* **DOCUMENT SEGMENT**
Chapter Xl: Conclusions (pp. 155-160)

The foregoing analysis of the process by which capital is created in the modern world has necessarily been of a somewhat involved character - tending no doubt toward some confusion as to the precise import of the conclusions reached. It may be helpful accordingly if the fundamental elements of the analysis and the primary conclusions be here restated in as concise and simple form as possible.

At the outset, we called attention to the fact that under any form of economic organization the formation of capital involves an allocation of the productive energy of society. Under primitive conditions the process was a simple matter, involving a direct apportionment by each individual of his own labor power as between the creation of consumption goods and capital goods. Under a communistic form of organization, the allocation of the energy of society is determined by centralized authority - one portion of the population being set to work producing consumers' goods and another portion capital goods. In a capitalistic system, however, the allocation of energy results from a multitude of individual decisions and is dependent upon the functioning of a complex financial and business mechanism. The creation of capital here involves a roundabout process, which, operating in response to the profit motive, transforms monetary savings into capital goods.

* **DATA SUPPLIED**

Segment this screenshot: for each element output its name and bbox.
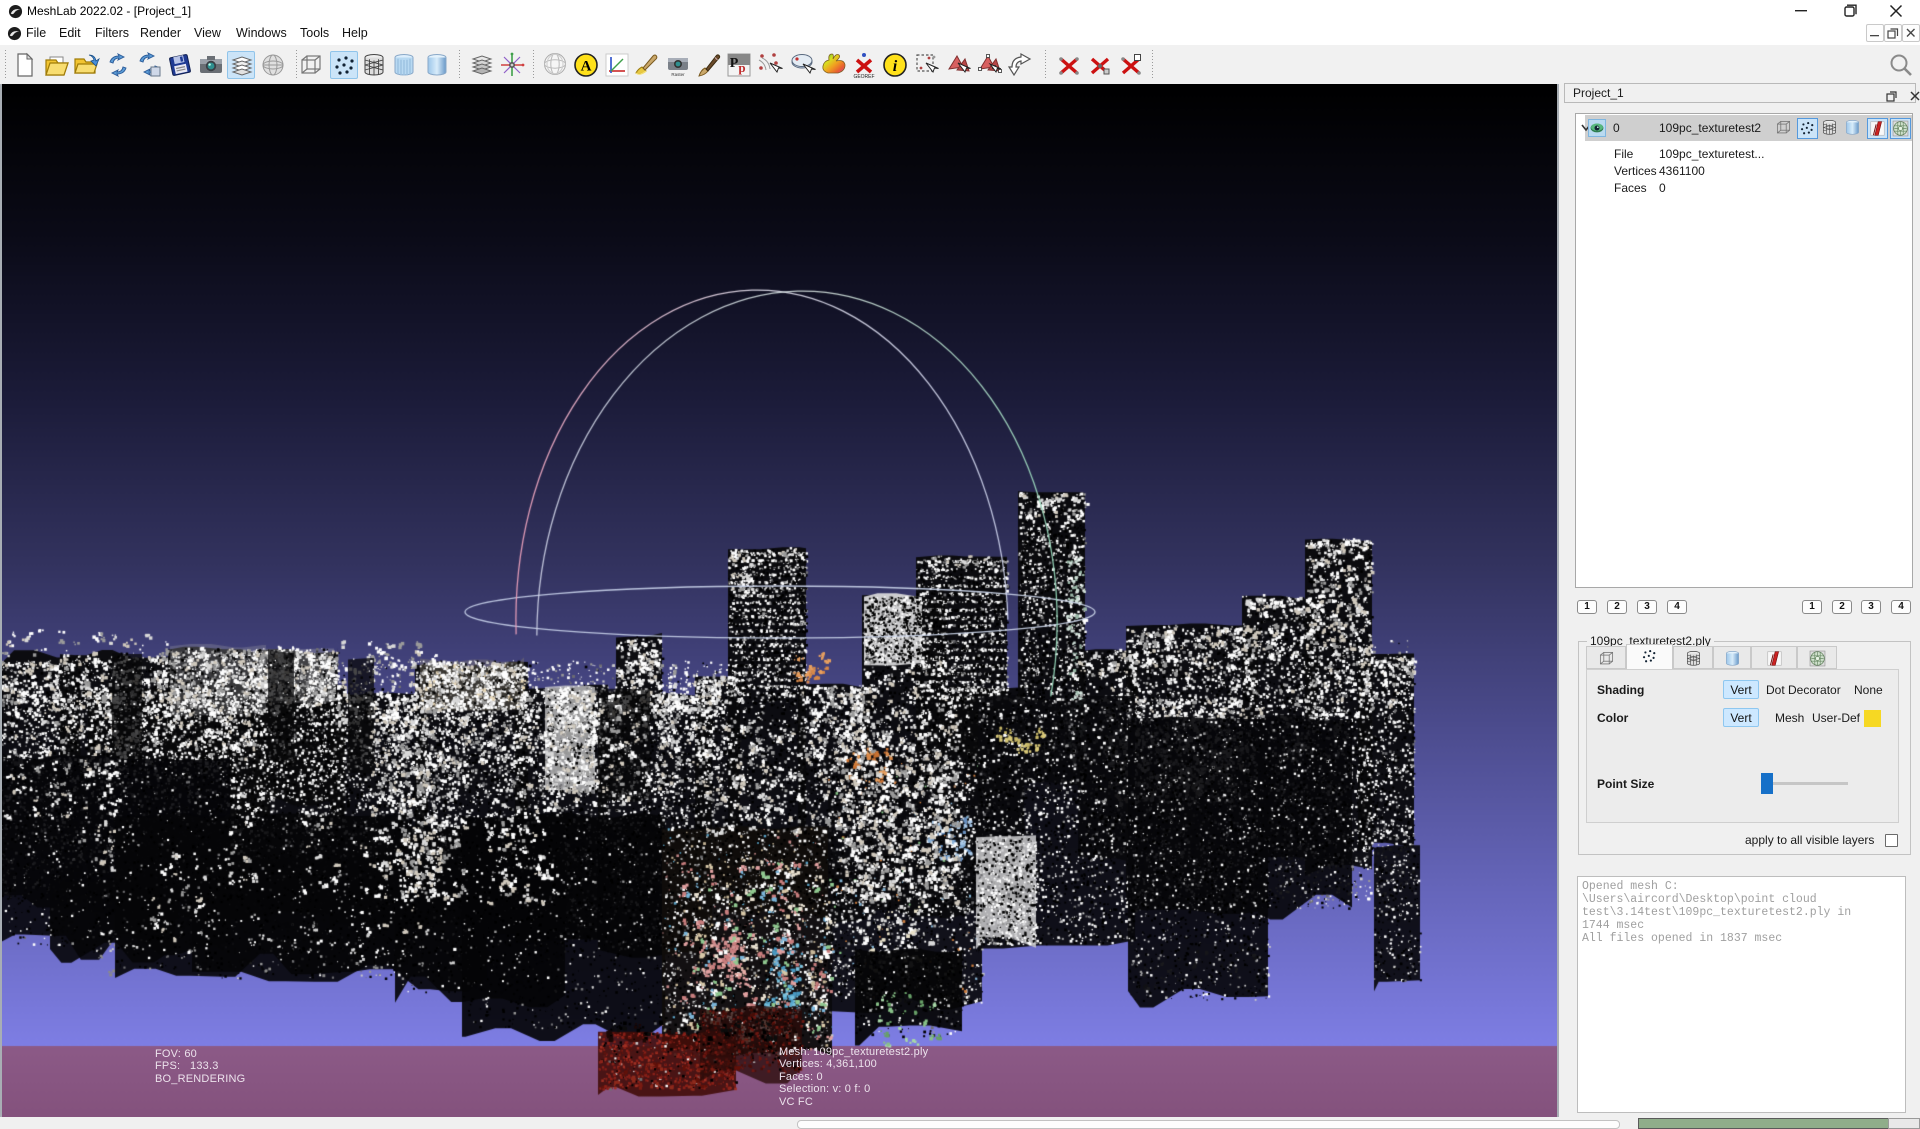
svg-text:A: A [581,59,592,75]
svg-text:Raster: Raster [671,72,685,77]
svg-text:i: i [893,58,898,75]
svg-text:P: P [730,56,739,71]
svg-text:GEOREF: GEOREF [853,74,874,79]
svg-text:p: p [738,60,745,75]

* **PROBLEMS TO SOLVE**
**a.** Copy the passage on capital formation verbatim, from "Chapter Xl: Conclusions" up to and including "form as possible.".
**b.** Write down every line of the records verbatim, omitting the pictures.
The text and the records have no connection to each other.

* **THE SOLUTIONS**
**a.**
Chapter Xl: Conclusions (pp. 155-160)

The foregoing analysis of the process by which capital is created in the modern world has necessarily been of a somewhat involved character - tending no doubt toward some confusion as to the precise import of the conclusions reached. It may be helpful accordingly if the fundamental elements of the analysis and the primary conclusions be here restated in as concise and simple form as possible.

**b.**
Segment this screenshot: for each element output its name and bbox.
svg-text:A: A [581,59,592,75]
svg-text:Raster: Raster [671,72,685,77]
svg-text:i: i [893,58,898,75]
svg-text:P: P [730,56,739,71]
svg-text:GEOREF: GEOREF [853,74,874,79]
svg-text:p: p [738,60,745,75]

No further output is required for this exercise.